__WHAT IS ASKED__
Look through the records that follow. Copy every line containing the word "name".

__SUPPLIED MATERIAL__
▼

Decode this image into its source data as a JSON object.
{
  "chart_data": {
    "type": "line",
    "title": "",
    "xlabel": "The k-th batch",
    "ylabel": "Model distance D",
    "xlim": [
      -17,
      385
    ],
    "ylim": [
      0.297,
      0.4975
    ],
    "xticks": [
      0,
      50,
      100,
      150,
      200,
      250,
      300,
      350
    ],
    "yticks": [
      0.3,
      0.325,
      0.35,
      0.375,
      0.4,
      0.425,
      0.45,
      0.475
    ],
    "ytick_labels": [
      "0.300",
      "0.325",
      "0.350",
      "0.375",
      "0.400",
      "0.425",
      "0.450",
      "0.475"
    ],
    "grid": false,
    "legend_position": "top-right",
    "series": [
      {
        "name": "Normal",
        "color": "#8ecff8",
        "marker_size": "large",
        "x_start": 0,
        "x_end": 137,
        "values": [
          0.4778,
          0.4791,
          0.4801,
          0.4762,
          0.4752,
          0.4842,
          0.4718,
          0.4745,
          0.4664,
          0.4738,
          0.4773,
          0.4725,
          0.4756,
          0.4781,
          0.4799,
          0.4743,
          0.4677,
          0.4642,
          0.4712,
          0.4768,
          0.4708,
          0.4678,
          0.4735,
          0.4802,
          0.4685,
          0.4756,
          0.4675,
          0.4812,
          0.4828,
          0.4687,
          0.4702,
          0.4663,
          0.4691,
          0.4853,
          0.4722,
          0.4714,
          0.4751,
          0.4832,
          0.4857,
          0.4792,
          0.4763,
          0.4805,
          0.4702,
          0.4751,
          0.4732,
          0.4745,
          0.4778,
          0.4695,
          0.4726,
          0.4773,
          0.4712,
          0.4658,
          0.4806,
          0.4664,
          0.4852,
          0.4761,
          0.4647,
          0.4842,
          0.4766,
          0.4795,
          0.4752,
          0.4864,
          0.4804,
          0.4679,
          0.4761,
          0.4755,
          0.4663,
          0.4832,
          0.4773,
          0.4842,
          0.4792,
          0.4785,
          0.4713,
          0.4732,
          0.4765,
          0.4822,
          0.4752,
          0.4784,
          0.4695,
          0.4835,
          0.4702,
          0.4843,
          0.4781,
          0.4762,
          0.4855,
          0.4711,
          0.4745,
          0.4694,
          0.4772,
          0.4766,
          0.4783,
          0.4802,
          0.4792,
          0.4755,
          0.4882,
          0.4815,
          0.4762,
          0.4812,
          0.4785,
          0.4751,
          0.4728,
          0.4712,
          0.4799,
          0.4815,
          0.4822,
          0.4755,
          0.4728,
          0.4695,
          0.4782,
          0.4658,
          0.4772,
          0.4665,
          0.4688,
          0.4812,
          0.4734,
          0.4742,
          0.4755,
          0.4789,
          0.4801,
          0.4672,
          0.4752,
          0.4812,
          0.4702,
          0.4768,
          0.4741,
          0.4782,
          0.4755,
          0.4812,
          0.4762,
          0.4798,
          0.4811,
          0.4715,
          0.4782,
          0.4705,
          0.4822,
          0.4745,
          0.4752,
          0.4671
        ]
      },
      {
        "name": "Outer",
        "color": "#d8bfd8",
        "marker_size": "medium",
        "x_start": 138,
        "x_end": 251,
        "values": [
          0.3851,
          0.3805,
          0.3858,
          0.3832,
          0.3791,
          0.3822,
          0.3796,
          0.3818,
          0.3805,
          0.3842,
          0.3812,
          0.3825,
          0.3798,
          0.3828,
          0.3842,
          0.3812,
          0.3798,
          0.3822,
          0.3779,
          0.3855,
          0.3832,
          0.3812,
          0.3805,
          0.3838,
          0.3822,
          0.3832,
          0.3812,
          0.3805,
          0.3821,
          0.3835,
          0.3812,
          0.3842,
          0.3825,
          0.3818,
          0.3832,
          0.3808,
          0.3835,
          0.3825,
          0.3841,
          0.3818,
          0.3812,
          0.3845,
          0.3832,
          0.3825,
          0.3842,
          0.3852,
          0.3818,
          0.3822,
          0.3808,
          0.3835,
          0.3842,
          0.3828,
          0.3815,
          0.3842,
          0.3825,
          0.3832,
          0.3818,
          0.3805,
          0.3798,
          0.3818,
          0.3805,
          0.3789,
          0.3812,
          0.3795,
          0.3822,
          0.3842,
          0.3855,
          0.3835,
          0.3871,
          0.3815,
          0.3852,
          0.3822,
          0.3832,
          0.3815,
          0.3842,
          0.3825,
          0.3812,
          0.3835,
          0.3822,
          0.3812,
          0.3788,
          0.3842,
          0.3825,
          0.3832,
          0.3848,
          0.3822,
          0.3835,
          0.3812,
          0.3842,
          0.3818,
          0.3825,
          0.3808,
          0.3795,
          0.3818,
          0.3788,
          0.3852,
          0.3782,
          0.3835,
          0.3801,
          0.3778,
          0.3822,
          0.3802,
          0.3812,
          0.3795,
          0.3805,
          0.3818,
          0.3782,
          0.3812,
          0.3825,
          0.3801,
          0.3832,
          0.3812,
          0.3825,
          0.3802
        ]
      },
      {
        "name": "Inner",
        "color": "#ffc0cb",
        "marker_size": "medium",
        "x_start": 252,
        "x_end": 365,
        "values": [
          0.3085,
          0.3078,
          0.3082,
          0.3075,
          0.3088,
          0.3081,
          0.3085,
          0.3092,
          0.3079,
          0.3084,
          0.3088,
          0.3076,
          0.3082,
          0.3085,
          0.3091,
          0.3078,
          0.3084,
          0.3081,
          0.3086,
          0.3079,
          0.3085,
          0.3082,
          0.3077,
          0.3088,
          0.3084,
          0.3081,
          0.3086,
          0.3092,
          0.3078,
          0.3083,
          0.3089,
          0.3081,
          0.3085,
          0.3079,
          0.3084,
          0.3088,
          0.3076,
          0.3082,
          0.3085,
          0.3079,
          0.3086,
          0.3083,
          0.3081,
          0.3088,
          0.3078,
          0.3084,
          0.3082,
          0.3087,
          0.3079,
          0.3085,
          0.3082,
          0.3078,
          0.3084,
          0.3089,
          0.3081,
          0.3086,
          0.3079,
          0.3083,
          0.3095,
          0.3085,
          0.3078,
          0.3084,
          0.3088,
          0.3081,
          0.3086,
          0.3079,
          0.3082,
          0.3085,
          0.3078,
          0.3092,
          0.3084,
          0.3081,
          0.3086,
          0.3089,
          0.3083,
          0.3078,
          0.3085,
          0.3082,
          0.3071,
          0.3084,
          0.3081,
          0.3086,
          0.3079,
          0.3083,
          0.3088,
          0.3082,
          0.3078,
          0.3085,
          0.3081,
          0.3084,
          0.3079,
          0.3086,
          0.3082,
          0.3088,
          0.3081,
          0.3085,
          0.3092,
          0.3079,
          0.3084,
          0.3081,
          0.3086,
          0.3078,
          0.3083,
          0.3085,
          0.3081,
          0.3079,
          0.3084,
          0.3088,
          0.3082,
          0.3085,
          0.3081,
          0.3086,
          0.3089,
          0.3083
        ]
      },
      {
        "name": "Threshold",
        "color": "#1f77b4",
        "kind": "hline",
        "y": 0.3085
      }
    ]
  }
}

▲

__EXPECTED ANSWER__
        "name": "Normal",
        "name": "Outer",
        "name": "Inner",
        "name": "Threshold",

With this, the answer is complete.